> [EXERCISE A]:
Pick out every line of the listing that contains the string "Výsledek", matching case exactly.

***** PAGE EXCERPT

Studio album by Bob James and Earl Klugh
- Released: October 1979
- Recorded: 1979
- Studio: Mediasound (New York City, New York);
- Genre: Smooth jazz
- Length: 35:02
- Label: Tappan Zee
- Producer: Bob James; Earl Klugh;

Bob James chronology
| Lucky Seven (1979) | One on One (1979) | H (1980) |

Earl Klugh chronology
| Heart String (1979) | One on One (1979) | Dream Come True (1980) |

= One on One (Bob James and Earl Klugh album) =

One on One is a 1979 collaboration album by jazz keyboardist Bob James and guitarist Earl Klugh that won the Grammy Award for Best Pop Instrumental Performance in 1981. In 1982 the album was certified gold in the United States.

**********
***** EXERCISE MATERIALS

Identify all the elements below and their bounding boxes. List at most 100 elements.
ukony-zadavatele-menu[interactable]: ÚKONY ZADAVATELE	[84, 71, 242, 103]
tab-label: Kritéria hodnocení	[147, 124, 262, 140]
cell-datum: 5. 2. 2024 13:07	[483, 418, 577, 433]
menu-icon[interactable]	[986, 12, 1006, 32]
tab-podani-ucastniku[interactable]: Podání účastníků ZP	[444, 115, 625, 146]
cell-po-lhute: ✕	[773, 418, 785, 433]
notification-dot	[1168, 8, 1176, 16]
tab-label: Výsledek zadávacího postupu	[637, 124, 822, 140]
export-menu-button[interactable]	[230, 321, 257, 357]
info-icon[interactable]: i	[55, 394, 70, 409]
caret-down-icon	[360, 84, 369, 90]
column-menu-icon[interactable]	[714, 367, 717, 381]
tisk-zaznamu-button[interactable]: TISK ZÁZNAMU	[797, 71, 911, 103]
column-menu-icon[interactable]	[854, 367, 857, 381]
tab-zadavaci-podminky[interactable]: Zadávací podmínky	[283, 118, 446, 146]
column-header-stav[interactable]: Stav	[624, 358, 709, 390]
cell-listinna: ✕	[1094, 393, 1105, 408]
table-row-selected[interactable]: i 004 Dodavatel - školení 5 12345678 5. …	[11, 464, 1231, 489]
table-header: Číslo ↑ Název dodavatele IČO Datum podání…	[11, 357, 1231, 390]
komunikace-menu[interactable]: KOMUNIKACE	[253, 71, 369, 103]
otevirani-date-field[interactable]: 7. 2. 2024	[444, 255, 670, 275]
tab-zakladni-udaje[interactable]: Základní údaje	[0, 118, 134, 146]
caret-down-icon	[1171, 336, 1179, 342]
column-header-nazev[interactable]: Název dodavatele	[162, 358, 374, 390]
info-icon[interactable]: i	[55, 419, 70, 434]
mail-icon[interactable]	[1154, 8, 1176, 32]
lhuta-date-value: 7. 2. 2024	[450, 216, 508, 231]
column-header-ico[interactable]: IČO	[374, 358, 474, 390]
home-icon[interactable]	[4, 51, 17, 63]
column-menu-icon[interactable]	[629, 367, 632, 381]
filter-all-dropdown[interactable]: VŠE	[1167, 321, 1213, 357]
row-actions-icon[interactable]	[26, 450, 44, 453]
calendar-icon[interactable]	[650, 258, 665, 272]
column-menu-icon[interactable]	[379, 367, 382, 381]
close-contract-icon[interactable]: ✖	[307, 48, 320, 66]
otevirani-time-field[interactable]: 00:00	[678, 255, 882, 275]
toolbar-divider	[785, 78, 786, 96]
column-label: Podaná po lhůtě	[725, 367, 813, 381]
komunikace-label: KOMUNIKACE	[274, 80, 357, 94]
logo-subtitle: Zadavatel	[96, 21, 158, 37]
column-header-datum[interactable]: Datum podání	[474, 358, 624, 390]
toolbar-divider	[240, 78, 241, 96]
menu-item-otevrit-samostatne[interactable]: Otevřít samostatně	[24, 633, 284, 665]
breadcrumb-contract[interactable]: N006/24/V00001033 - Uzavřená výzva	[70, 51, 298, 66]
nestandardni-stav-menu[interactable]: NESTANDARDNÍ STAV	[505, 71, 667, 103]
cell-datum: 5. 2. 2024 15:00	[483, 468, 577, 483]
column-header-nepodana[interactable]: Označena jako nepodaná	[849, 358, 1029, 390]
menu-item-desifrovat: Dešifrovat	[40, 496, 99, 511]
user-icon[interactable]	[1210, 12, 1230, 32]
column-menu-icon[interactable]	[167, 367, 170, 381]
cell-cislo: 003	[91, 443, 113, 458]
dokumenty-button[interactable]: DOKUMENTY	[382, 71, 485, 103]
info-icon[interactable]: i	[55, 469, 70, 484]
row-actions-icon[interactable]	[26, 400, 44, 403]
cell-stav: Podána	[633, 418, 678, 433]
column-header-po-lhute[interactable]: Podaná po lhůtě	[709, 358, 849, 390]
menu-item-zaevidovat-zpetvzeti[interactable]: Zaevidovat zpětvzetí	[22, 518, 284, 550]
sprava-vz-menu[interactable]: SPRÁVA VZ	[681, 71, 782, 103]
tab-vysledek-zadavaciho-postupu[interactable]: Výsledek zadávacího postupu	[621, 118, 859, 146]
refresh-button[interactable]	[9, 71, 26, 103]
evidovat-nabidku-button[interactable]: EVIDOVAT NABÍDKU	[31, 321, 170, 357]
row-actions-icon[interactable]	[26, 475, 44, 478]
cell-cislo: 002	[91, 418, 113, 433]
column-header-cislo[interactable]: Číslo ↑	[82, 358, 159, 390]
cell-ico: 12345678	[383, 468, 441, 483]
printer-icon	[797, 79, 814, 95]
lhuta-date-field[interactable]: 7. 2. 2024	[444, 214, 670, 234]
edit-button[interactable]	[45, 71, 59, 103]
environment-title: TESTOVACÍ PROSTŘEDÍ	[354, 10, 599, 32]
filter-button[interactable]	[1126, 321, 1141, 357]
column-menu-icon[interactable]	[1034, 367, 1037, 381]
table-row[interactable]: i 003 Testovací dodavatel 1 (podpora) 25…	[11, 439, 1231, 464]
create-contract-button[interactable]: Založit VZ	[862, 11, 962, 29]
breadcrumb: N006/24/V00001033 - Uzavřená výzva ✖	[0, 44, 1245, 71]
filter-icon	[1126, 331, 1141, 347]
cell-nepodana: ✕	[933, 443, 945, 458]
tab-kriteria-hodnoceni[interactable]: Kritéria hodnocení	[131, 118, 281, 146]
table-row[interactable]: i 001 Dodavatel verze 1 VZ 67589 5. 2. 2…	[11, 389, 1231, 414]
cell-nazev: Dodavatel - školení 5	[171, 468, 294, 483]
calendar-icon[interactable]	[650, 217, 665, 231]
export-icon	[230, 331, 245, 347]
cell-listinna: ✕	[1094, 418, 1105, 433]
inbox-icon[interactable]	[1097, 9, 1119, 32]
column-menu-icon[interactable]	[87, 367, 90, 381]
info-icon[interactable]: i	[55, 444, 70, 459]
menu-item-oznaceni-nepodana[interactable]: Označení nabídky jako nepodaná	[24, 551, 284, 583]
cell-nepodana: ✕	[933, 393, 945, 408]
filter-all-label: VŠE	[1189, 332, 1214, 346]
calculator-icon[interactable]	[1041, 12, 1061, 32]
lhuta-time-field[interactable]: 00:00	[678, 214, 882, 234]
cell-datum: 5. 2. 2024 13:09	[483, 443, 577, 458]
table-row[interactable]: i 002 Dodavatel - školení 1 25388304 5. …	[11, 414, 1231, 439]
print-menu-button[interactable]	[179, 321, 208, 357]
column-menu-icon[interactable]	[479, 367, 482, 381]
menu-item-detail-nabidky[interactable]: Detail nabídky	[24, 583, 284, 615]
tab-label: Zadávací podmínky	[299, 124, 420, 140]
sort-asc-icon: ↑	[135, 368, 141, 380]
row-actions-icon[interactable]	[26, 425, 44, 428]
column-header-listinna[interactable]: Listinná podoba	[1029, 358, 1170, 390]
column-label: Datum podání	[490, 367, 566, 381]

**********

> [EXERCISE B]:
For the album entry above, state whether each statement agrees with it, answering yes or no and quoting the deciding words: (i) the album was recorded at a studio in New York City; (ii) the album won its Grammy Award in 1979; (iii) the album was certified platinum in the United States.

> [TASK ANSWER A]:
tab-label: Výsledek zadávacího postupu	[637, 124, 822, 140]
tab-vysledek-zadavaciho-postupu[interactable]: Výsledek zadávacího postupu	[621, 118, 859, 146]

> [TASK ANSWER B]:
(i) Yes: "Studio: Mediasound (New York City, New York);"
(ii) No: "won the Grammy Award for Best Pop Instrumental Performance in 1981"
(iii) No: "In 1982 the album was certified gold in the United States."